--- Records for processing ---
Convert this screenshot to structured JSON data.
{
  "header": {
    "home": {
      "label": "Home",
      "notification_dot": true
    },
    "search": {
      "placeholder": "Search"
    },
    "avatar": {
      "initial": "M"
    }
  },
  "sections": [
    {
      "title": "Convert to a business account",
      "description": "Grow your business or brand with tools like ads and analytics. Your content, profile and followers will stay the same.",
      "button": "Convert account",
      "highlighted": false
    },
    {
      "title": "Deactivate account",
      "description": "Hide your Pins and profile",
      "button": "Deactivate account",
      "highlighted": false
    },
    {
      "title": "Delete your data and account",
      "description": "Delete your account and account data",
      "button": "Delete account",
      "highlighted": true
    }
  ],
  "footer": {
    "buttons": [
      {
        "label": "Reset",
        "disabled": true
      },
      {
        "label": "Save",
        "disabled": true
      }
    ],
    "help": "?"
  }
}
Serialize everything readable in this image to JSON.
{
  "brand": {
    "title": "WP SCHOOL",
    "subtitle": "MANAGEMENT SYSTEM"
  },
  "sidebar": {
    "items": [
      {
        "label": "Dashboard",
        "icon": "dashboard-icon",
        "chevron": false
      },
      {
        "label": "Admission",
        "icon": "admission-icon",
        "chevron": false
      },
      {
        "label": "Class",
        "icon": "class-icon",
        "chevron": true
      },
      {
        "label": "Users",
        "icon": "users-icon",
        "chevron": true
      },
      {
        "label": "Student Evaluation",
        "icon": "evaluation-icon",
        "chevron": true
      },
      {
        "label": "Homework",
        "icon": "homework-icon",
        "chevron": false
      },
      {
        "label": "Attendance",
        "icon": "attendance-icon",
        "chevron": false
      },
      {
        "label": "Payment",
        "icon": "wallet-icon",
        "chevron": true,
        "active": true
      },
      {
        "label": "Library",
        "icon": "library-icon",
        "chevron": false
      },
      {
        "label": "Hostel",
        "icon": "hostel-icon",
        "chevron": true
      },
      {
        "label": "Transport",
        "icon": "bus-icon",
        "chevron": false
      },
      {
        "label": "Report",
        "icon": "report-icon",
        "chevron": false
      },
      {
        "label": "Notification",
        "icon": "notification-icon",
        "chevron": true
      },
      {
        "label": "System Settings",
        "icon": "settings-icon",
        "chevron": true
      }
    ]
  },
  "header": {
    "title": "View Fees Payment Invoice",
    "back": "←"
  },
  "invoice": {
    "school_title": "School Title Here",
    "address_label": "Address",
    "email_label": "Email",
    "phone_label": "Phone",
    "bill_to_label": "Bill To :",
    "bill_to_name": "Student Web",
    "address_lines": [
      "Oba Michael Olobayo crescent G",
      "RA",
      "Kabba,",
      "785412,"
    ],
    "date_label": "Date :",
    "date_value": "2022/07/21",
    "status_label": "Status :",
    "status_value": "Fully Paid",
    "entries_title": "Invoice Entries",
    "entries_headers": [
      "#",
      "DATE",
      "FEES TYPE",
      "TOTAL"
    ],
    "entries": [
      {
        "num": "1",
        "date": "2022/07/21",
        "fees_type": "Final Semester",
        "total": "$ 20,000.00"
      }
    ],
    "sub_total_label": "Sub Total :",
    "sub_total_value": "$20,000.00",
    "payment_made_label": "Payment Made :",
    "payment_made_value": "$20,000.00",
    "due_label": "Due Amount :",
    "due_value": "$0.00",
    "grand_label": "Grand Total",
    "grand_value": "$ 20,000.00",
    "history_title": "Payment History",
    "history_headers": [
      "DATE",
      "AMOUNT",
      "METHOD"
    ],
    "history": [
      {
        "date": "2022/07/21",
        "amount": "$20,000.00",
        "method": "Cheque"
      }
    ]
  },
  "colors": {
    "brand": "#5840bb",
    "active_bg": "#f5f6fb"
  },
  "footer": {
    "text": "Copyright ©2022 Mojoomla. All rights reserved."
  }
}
---
→ Task to complete:
Tally the lines in this data that hold the word "brand" and state only the count.

→ Result of the exercise:
3